■ **Work to complete**
Restate the material word for word and leave out anything that is a picture.

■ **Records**
-- BEGIN --

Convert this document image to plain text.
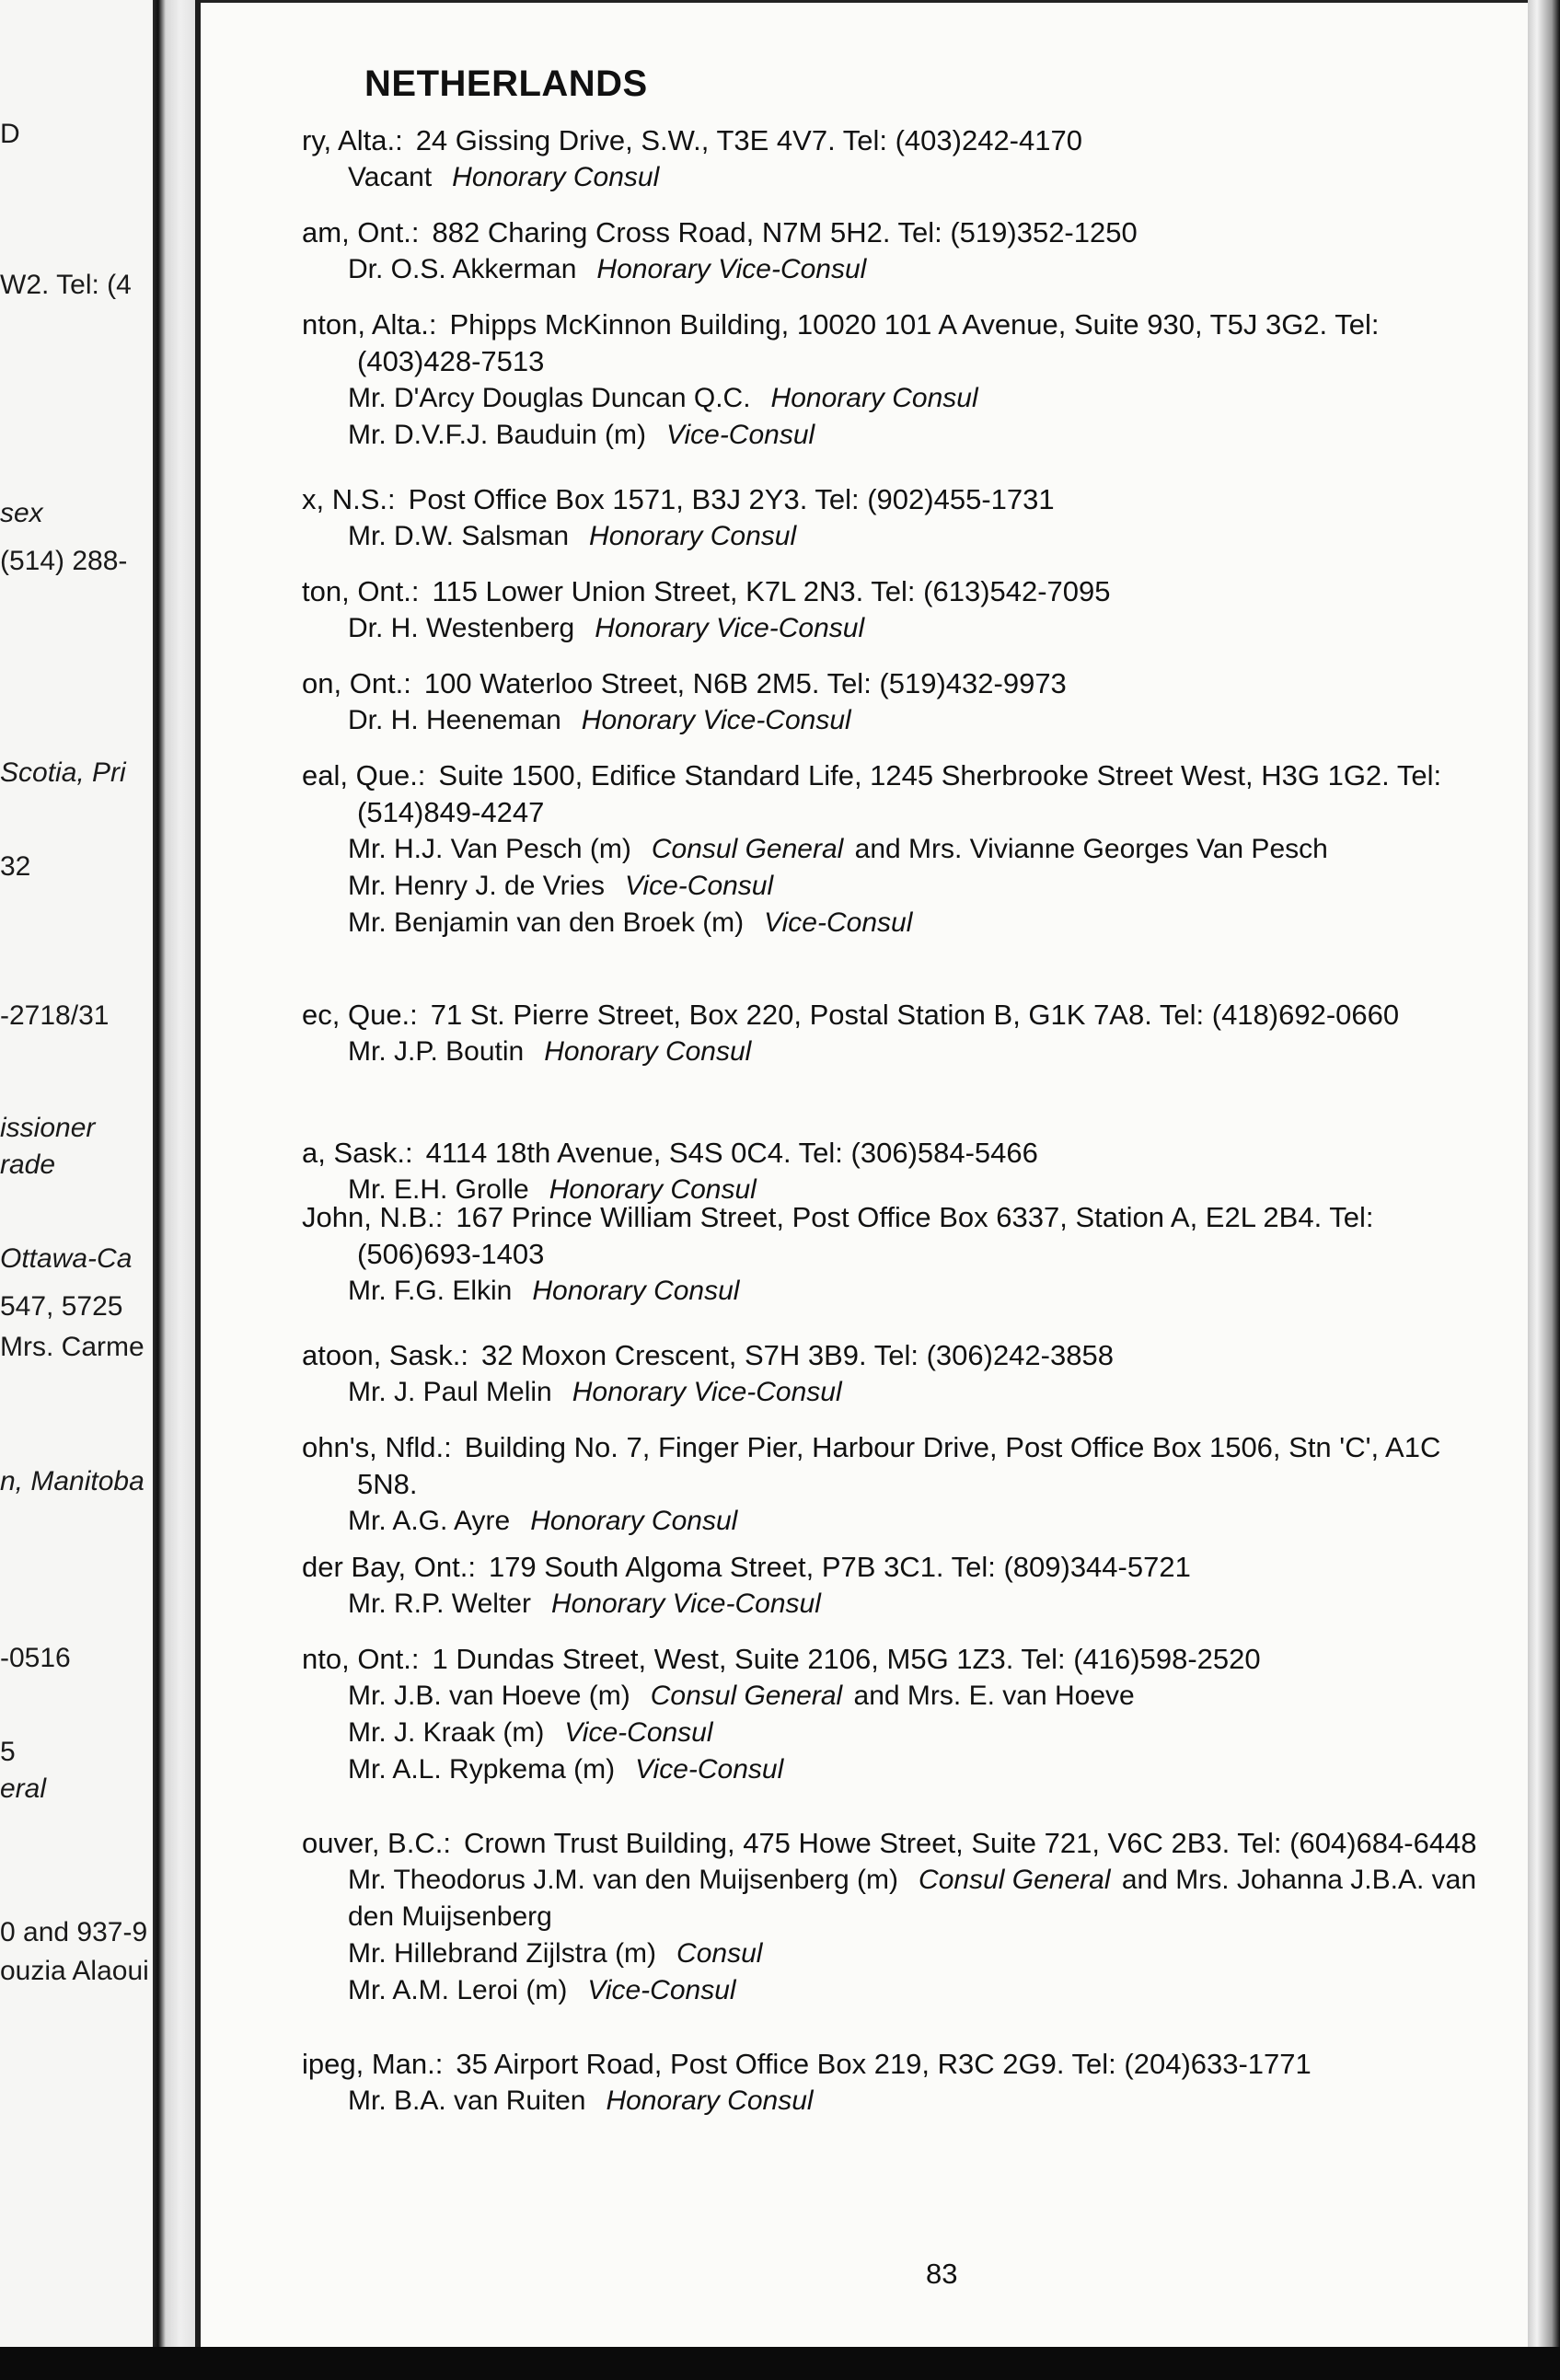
D
W2. Tel: (4
sex
(514) 288-
Scotia, Pri
32
-2718/31
issioner
rade
Ottawa-Ca
547, 5725
Mrs. Carme
n, Manitoba
-0516
5
eral
0 and 937-9
ouzia Alaoui
NETHERLANDS
ry, Alta.: 24 Gissing Drive, S.W., T3E 4V7. Tel: (403)242-4170
Vacant Honorary Consul
am, Ont.: 882 Charing Cross Road, N7M 5H2. Tel: (519)352-1250
Dr. O.S. Akkerman Honorary Vice-Consul
nton, Alta.: Phipps McKinnon Building, 10020 101 A Avenue, Suite 930, T5J 3G2. Tel: (403)428-7513
Mr. D'Arcy Douglas Duncan Q.C. Honorary Consul
Mr. D.V.F.J. Bauduin (m) Vice-Consul
x, N.S.: Post Office Box 1571, B3J 2Y3. Tel: (902)455-1731
Mr. D.W. Salsman Honorary Consul
ton, Ont.: 115 Lower Union Street, K7L 2N3. Tel: (613)542-7095
Dr. H. Westenberg Honorary Vice-Consul
on, Ont.: 100 Waterloo Street, N6B 2M5. Tel: (519)432-9973
Dr. H. Heeneman Honorary Vice-Consul
eal, Que.: Suite 1500, Edifice Standard Life, 1245 Sherbrooke Street West, H3G 1G2. Tel: (514)849-4247
Mr. H.J. Van Pesch (m) Consul General and Mrs. Vivianne Georges Van Pesch
Mr. Henry J. de Vries Vice-Consul
Mr. Benjamin van den Broek (m) Vice-Consul
ec, Que.: 71 St. Pierre Street, Box 220, Postal Station B, G1K 7A8. Tel: (418)692-0660
Mr. J.P. Boutin Honorary Consul
a, Sask.: 4114 18th Avenue, S4S 0C4. Tel: (306)584-5466
Mr. E.H. Grolle Honorary Consul
John, N.B.: 167 Prince William Street, Post Office Box 6337, Station A, E2L 2B4. Tel: (506)693-1403
Mr. F.G. Elkin Honorary Consul
atoon, Sask.: 32 Moxon Crescent, S7H 3B9. Tel: (306)242-3858
Mr. J. Paul Melin Honorary Vice-Consul
ohn's, Nfld.: Building No. 7, Finger Pier, Harbour Drive, Post Office Box 1506, Stn 'C', A1C 5N8.
Mr. A.G. Ayre Honorary Consul
der Bay, Ont.: 179 South Algoma Street, P7B 3C1. Tel: (809)344-5721
Mr. R.P. Welter Honorary Vice-Consul
nto, Ont.: 1 Dundas Street, West, Suite 2106, M5G 1Z3. Tel: (416)598-2520
Mr. J.B. van Hoeve (m) Consul General and Mrs. E. van Hoeve
Mr. J. Kraak (m) Vice-Consul
Mr. A.L. Rypkema (m) Vice-Consul
ouver, B.C.: Crown Trust Building, 475 Howe Street, Suite 721, V6C 2B3. Tel: (604)684-6448
Mr. Theodorus J.M. van den Muijsenberg (m) Consul General and Mrs. Johanna J.B.A. van den Muijsenberg
Mr. Hillebrand Zijlstra (m) Consul
Mr. A.M. Leroi (m) Vice-Consul
ipeg, Man.: 35 Airport Road, Post Office Box 219, R3C 2G9. Tel: (204)633-1771
Mr. B.A. van Ruiten Honorary Consul
83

-- END --

■ **Expected answer**
Convert this document image to plain text.
D
W2. Tel: (4
sex
(514) 288-
Scotia, Pri
32
-2718/31
issioner
rade
Ottawa-Ca
547, 5725
Mrs. Carme
n, Manitoba
-0516
5
eral
0 and 937-9
ouzia Alaoui
NETHERLANDS
ry, Alta.: 24 Gissing Drive, S.W., T3E 4V7. Tel: (403)242-4170
Vacant Honorary Consul
am, Ont.: 882 Charing Cross Road, N7M 5H2. Tel: (519)352-1250
Dr. O.S. Akkerman Honorary Vice-Consul
nton, Alta.: Phipps McKinnon Building, 10020 101 A Avenue, Suite 930, T5J 3G2. Tel: (403)428-7513
Mr. D'Arcy Douglas Duncan Q.C. Honorary Consul
Mr. D.V.F.J. Bauduin (m) Vice-Consul
x, N.S.: Post Office Box 1571, B3J 2Y3. Tel: (902)455-1731
Mr. D.W. Salsman Honorary Consul
ton, Ont.: 115 Lower Union Street, K7L 2N3. Tel: (613)542-7095
Dr. H. Westenberg Honorary Vice-Consul
on, Ont.: 100 Waterloo Street, N6B 2M5. Tel: (519)432-9973
Dr. H. Heeneman Honorary Vice-Consul
eal, Que.: Suite 1500, Edifice Standard Life, 1245 Sherbrooke Street West, H3G 1G2. Tel: (514)849-4247
Mr. H.J. Van Pesch (m) Consul General and Mrs. Vivianne Georges Van Pesch
Mr. Henry J. de Vries Vice-Consul
Mr. Benjamin van den Broek (m) Vice-Consul
ec, Que.: 71 St. Pierre Street, Box 220, Postal Station B, G1K 7A8. Tel: (418)692-0660
Mr. J.P. Boutin Honorary Consul
a, Sask.: 4114 18th Avenue, S4S 0C4. Tel: (306)584-5466
Mr. E.H. Grolle Honorary Consul
John, N.B.: 167 Prince William Street, Post Office Box 6337, Station A, E2L 2B4. Tel: (506)693-1403
Mr. F.G. Elkin Honorary Consul
atoon, Sask.: 32 Moxon Crescent, S7H 3B9. Tel: (306)242-3858
Mr. J. Paul Melin Honorary Vice-Consul
ohn's, Nfld.: Building No. 7, Finger Pier, Harbour Drive, Post Office Box 1506, Stn 'C', A1C 5N8.
Mr. A.G. Ayre Honorary Consul
der Bay, Ont.: 179 South Algoma Street, P7B 3C1. Tel: (809)344-5721
Mr. R.P. Welter Honorary Vice-Consul
nto, Ont.: 1 Dundas Street, West, Suite 2106, M5G 1Z3. Tel: (416)598-2520
Mr. J.B. van Hoeve (m) Consul General and Mrs. E. van Hoeve
Mr. J. Kraak (m) Vice-Consul
Mr. A.L. Rypkema (m) Vice-Consul
ouver, B.C.: Crown Trust Building, 475 Howe Street, Suite 721, V6C 2B3. Tel: (604)684-6448
Mr. Theodorus J.M. van den Muijsenberg (m) Consul General and Mrs. Johanna J.B.A. van den Muijsenberg
Mr. Hillebrand Zijlstra (m) Consul
Mr. A.M. Leroi (m) Vice-Consul
ipeg, Man.: 35 Airport Road, Post Office Box 219, R3C 2G9. Tel: (204)633-1771
Mr. B.A. van Ruiten Honorary Consul
83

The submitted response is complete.